■ **Records that describe figures**:
* START *

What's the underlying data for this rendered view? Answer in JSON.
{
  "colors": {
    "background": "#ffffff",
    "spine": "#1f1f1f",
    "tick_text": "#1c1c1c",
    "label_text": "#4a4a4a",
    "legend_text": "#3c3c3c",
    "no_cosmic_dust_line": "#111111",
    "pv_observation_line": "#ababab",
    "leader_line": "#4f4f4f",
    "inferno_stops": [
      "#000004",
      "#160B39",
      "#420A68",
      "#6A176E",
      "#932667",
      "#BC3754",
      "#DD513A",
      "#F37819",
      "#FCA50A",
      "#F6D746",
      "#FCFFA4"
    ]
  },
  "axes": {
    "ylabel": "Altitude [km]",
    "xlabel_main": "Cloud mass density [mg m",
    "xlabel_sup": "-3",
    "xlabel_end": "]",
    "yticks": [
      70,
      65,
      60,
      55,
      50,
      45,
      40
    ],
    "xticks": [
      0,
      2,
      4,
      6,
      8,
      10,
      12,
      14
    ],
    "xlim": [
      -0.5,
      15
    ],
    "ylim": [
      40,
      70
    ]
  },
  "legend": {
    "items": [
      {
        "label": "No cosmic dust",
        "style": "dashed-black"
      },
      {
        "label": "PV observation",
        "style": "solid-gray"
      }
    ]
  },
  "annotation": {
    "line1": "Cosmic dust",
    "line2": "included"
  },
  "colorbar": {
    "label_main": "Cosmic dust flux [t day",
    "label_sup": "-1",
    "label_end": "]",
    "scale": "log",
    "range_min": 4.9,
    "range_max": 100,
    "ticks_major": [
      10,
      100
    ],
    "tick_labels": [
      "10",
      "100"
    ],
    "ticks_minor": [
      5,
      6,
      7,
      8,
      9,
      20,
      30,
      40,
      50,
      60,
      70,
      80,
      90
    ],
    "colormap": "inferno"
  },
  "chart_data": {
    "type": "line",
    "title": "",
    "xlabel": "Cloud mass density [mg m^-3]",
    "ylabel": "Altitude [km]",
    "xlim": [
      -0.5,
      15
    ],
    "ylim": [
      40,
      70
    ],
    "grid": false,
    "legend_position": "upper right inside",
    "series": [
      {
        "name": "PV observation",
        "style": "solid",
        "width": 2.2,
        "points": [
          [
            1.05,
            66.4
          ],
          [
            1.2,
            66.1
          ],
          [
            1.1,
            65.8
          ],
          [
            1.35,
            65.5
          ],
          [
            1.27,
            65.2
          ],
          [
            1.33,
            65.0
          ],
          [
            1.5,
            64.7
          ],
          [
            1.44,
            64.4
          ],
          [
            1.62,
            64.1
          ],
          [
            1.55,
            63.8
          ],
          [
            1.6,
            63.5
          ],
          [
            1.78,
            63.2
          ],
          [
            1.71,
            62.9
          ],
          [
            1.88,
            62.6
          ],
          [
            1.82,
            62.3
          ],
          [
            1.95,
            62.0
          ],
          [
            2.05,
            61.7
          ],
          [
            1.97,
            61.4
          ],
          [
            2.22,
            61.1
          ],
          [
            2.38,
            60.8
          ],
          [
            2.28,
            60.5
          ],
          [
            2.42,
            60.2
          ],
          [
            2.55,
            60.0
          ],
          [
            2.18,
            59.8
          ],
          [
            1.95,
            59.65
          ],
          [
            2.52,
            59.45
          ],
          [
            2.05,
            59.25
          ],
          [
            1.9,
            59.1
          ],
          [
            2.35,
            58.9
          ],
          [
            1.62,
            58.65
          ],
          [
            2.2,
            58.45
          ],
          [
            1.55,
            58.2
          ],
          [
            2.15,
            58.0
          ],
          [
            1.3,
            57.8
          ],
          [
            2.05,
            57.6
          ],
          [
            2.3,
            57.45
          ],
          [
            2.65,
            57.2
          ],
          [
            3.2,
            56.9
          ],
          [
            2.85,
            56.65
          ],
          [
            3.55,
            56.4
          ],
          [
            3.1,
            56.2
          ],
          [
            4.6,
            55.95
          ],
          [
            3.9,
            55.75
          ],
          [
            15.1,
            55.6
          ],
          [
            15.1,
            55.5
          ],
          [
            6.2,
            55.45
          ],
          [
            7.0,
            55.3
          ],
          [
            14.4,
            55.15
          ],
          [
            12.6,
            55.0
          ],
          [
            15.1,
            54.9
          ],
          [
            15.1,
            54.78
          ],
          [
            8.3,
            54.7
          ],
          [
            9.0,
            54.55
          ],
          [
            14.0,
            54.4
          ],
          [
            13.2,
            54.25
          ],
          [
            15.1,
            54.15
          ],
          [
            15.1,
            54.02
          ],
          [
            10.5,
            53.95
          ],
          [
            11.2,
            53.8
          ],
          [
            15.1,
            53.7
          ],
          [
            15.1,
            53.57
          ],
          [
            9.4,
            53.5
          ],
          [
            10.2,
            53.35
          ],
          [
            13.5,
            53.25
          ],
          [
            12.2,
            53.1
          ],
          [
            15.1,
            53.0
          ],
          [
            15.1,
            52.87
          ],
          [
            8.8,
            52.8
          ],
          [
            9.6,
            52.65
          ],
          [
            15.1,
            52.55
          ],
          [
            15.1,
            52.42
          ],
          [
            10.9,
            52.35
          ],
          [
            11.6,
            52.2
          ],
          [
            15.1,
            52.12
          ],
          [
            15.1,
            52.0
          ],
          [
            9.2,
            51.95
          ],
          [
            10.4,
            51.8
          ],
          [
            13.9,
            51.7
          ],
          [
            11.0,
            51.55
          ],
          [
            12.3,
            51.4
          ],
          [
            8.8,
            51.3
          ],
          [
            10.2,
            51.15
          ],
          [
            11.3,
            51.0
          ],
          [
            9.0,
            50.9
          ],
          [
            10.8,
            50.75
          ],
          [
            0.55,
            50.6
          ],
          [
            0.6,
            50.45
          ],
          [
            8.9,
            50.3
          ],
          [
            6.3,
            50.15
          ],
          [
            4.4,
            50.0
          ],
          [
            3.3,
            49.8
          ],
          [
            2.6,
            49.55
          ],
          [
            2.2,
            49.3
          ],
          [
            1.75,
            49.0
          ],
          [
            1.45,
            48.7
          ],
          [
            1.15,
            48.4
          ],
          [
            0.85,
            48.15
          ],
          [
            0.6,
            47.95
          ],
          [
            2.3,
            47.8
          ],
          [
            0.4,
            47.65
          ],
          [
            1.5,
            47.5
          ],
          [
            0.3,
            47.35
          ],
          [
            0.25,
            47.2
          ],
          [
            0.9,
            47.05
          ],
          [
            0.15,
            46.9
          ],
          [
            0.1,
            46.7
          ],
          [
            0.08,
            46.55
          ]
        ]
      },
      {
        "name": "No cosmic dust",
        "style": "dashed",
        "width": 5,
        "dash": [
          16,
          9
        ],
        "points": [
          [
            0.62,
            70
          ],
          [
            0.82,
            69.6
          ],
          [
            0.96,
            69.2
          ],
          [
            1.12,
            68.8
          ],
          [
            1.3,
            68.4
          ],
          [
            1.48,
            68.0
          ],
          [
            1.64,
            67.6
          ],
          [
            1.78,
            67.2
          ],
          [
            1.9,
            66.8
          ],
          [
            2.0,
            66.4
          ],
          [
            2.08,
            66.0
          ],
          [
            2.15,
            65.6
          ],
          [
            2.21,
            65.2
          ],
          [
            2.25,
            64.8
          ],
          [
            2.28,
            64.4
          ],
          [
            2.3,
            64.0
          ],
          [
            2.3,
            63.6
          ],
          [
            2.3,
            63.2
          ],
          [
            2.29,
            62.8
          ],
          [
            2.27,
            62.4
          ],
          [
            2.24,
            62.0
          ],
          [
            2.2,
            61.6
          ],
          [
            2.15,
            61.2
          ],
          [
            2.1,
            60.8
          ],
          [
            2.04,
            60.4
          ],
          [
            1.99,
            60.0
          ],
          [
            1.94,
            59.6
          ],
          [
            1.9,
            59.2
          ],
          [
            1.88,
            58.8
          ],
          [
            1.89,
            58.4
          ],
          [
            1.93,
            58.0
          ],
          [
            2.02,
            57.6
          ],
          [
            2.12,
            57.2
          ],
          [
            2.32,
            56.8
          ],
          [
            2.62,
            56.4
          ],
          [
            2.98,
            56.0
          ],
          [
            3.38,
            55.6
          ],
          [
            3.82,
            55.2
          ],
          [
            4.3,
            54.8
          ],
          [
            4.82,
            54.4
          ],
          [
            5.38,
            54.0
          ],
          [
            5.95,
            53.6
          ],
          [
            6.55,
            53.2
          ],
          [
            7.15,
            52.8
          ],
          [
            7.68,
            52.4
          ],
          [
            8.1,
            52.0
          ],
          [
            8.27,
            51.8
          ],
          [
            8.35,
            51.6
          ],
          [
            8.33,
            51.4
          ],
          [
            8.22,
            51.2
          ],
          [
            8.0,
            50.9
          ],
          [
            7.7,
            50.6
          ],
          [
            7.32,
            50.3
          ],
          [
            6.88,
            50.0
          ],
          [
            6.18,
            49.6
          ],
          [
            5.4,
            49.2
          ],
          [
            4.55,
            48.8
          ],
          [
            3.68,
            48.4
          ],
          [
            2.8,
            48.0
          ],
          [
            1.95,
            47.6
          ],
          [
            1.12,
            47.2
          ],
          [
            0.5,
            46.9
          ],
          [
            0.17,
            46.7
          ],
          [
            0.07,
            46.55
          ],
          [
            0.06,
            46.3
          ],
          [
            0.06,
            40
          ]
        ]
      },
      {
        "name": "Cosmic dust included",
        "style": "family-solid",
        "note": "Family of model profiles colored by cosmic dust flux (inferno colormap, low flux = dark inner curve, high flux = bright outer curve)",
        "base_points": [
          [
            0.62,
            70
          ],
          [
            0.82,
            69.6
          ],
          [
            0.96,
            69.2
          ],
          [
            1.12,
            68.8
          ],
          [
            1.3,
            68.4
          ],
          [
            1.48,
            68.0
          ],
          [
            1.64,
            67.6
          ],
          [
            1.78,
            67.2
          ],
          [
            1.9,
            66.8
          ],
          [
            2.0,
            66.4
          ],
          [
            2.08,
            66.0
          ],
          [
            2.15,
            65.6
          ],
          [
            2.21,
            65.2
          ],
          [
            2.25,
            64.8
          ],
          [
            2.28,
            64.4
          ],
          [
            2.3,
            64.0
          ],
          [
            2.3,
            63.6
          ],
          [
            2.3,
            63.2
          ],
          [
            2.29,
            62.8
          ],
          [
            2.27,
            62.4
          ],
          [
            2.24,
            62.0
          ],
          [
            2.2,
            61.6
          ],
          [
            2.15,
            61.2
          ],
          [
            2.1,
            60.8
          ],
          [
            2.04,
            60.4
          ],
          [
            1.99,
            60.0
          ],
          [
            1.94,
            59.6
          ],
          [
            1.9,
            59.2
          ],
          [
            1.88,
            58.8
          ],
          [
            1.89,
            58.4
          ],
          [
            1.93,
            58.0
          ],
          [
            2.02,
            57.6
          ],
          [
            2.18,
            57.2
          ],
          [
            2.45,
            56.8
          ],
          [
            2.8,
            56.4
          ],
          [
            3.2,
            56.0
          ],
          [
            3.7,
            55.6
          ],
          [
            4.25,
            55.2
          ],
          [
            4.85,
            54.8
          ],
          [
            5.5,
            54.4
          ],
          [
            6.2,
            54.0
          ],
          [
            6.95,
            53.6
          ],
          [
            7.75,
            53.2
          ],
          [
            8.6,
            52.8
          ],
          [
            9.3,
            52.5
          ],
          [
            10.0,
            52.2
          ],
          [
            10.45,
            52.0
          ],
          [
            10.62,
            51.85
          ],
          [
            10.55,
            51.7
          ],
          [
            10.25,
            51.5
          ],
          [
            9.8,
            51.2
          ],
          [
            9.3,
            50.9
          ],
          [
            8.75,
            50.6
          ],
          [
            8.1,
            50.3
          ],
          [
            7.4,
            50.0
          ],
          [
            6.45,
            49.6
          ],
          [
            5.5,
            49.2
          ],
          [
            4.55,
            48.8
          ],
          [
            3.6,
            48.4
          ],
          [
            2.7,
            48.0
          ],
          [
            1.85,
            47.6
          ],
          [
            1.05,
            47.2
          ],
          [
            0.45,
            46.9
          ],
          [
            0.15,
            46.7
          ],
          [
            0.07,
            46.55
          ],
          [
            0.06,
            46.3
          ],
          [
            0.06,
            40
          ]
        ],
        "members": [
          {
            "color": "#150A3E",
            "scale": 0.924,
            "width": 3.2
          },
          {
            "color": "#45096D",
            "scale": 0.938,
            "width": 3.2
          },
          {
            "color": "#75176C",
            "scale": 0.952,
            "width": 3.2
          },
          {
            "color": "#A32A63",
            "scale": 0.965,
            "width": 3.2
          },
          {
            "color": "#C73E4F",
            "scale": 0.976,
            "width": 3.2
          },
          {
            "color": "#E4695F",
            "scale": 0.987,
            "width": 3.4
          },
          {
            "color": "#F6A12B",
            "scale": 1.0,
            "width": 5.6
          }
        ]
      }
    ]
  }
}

* END *

■ **Written exercise**: All lines above containing the string "flux" are to be collected.

■ **Task output**:
    "label_main": "Cosmic dust flux [t day",
        "note": "Family of model profiles colored by cosmic dust flux (inferno colormap, low flux = dark inner curve, high flux = bright outer curve)",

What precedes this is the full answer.